BEGIN Dataset rows

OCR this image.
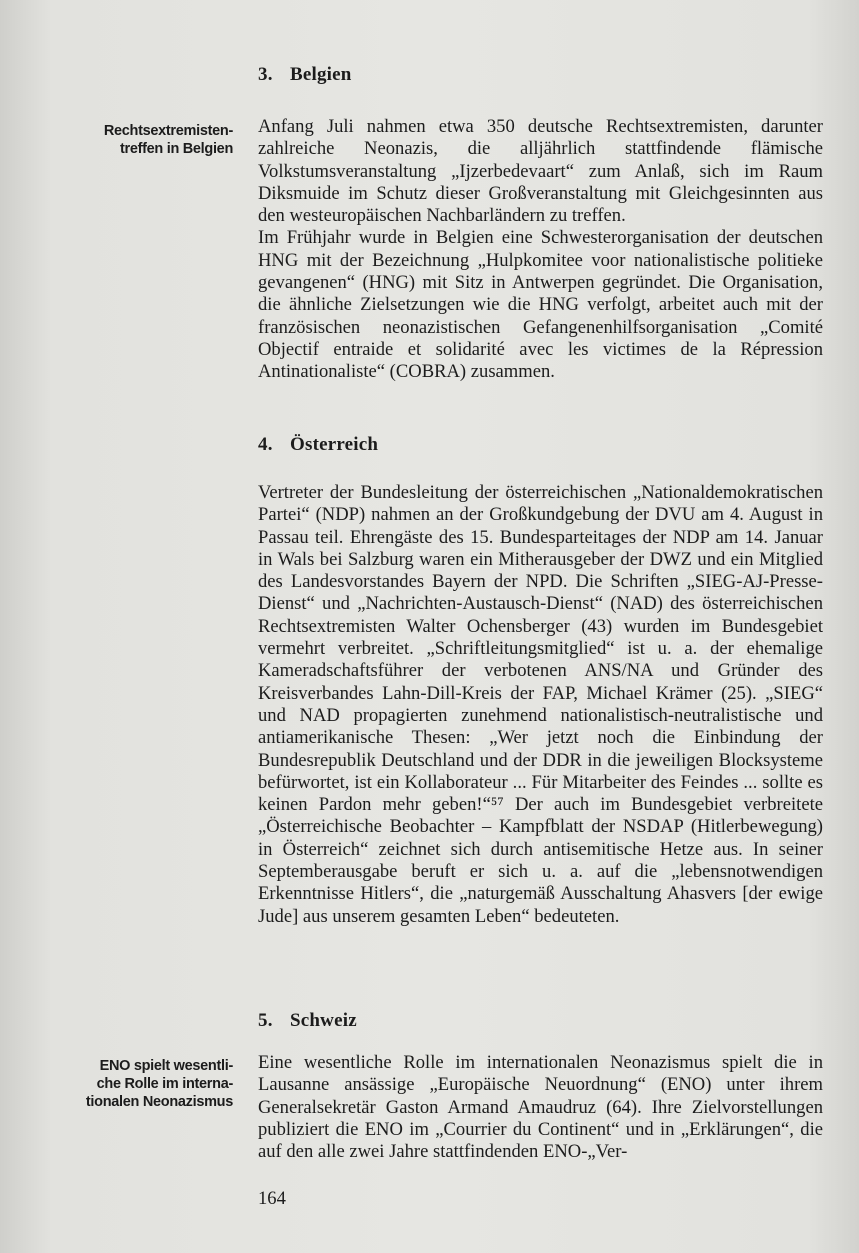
3. Belgien
Rechtsextremisten-
treffen in Belgien

Anfang Juli nahmen etwa 350 deutsche Rechtsextremisten, darunter zahlreiche Neonazis, die alljährlich stattfindende flämische Volkstumsveranstaltung „Ijzerbedevaart“ zum Anlaß, sich im Raum Diksmuide im Schutz dieser Großveranstaltung mit Gleichgesinnten aus den westeuropäischen Nachbarländern zu treffen.

Im Frühjahr wurde in Belgien eine Schwesterorganisation der deutschen HNG mit der Bezeichnung „Hulpkomitee voor nationalistische politieke gevangenen“ (HNG) mit Sitz in Antwerpen gegründet. Die Organisation, die ähnliche Zielsetzungen wie die HNG verfolgt, arbeitet auch mit der französischen neonazistischen Gefangenenhilfsorganisation „Comité Objectif entraide et solidarité avec les victimes de la Répression Antinationaliste“ (COBRA) zusammen.

4. Österreich

Vertreter der Bundesleitung der österreichischen „Nationaldemokratischen Partei“ (NDP) nahmen an der Großkundgebung der DVU am 4. August in Passau teil. Ehrengäste des 15. Bundesparteitages der NDP am 14. Januar in Wals bei Salzburg waren ein Mitherausgeber der DWZ und ein Mitglied des Landesvorstandes Bayern der NPD. Die Schriften „SIEG-AJ-Presse-Dienst“ und „Nachrichten-Austausch-Dienst“ (NAD) des österreichischen Rechtsextremisten Walter Ochensberger (43) wurden im Bundesgebiet vermehrt verbreitet. „Schriftleitungsmitglied“ ist u. a. der ehemalige Kameradschaftsführer der verbotenen ANS/NA und Gründer des Kreisverbandes Lahn-Dill-Kreis der FAP, Michael Krämer (25). „SIEG“ und NAD propagierten zunehmend nationalistisch-neutralistische und antiamerikanische Thesen: „Wer jetzt noch die Einbindung der Bundesrepublik Deutschland und der DDR in die jeweiligen Blocksysteme befürwortet, ist ein Kollaborateur ... Für Mitarbeiter des Feindes ... sollte es keinen Pardon mehr geben!“⁵⁷ Der auch im Bundesgebiet verbreitete „Österreichische Beobachter – Kampfblatt der NSDAP (Hitlerbewegung) in Österreich“ zeichnet sich durch antisemitische Hetze aus. In seiner Septemberausgabe beruft er sich u. a. auf die „lebensnotwendigen Erkenntnisse Hitlers“, die „naturgemäß Ausschaltung Ahasvers [der ewige Jude] aus unserem gesamten Leben“ bedeuteten.

5. Schweiz
ENO spielt wesentli-
che Rolle im interna-
tionalen Neonazismus

Eine wesentliche Rolle im internationalen Neonazismus spielt die in Lausanne ansässige „Europäische Neuordnung“ (ENO) unter ihrem Generalsekretär Gaston Armand Amaudruz (64). Ihre Zielvorstellungen publiziert die ENO im „Courrier du Continent“ und in „Erklärungen“, die auf den alle zwei Jahre stattfindenden ENO-„Ver-

164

END Dataset rows

Write out every record above exactly as it stands, but leave out the pictures.

Output of the task
OCR this image.
3. Belgien
Rechtsextremisten-
treffen in Belgien

Anfang Juli nahmen etwa 350 deutsche Rechtsextremisten, darunter zahlreiche Neonazis, die alljährlich stattfindende flämische Volkstumsveranstaltung „Ijzerbedevaart“ zum Anlaß, sich im Raum Diksmuide im Schutz dieser Großveranstaltung mit Gleichgesinnten aus den westeuropäischen Nachbarländern zu treffen.

Im Frühjahr wurde in Belgien eine Schwesterorganisation der deutschen HNG mit der Bezeichnung „Hulpkomitee voor nationalistische politieke gevangenen“ (HNG) mit Sitz in Antwerpen gegründet. Die Organisation, die ähnliche Zielsetzungen wie die HNG verfolgt, arbeitet auch mit der französischen neonazistischen Gefangenenhilfsorganisation „Comité Objectif entraide et solidarité avec les victimes de la Répression Antinationaliste“ (COBRA) zusammen.

4. Österreich

Vertreter der Bundesleitung der österreichischen „Nationaldemokratischen Partei“ (NDP) nahmen an der Großkundgebung der DVU am 4. August in Passau teil. Ehrengäste des 15. Bundesparteitages der NDP am 14. Januar in Wals bei Salzburg waren ein Mitherausgeber der DWZ und ein Mitglied des Landesvorstandes Bayern der NPD. Die Schriften „SIEG-AJ-Presse-Dienst“ und „Nachrichten-Austausch-Dienst“ (NAD) des österreichischen Rechtsextremisten Walter Ochensberger (43) wurden im Bundesgebiet vermehrt verbreitet. „Schriftleitungsmitglied“ ist u. a. der ehemalige Kameradschaftsführer der verbotenen ANS/NA und Gründer des Kreisverbandes Lahn-Dill-Kreis der FAP, Michael Krämer (25). „SIEG“ und NAD propagierten zunehmend nationalistisch-neutralistische und antiamerikanische Thesen: „Wer jetzt noch die Einbindung der Bundesrepublik Deutschland und der DDR in die jeweiligen Blocksysteme befürwortet, ist ein Kollaborateur ... Für Mitarbeiter des Feindes ... sollte es keinen Pardon mehr geben!“⁵⁷ Der auch im Bundesgebiet verbreitete „Österreichische Beobachter – Kampfblatt der NSDAP (Hitlerbewegung) in Österreich“ zeichnet sich durch antisemitische Hetze aus. In seiner Septemberausgabe beruft er sich u. a. auf die „lebensnotwendigen Erkenntnisse Hitlers“, die „naturgemäß Ausschaltung Ahasvers [der ewige Jude] aus unserem gesamten Leben“ bedeuteten.

5. Schweiz
ENO spielt wesentli-
che Rolle im interna-
tionalen Neonazismus

Eine wesentliche Rolle im internationalen Neonazismus spielt die in Lausanne ansässige „Europäische Neuordnung“ (ENO) unter ihrem Generalsekretär Gaston Armand Amaudruz (64). Ihre Zielvorstellungen publiziert die ENO im „Courrier du Continent“ und in „Erklärungen“, die auf den alle zwei Jahre stattfindenden ENO-„Ver-

164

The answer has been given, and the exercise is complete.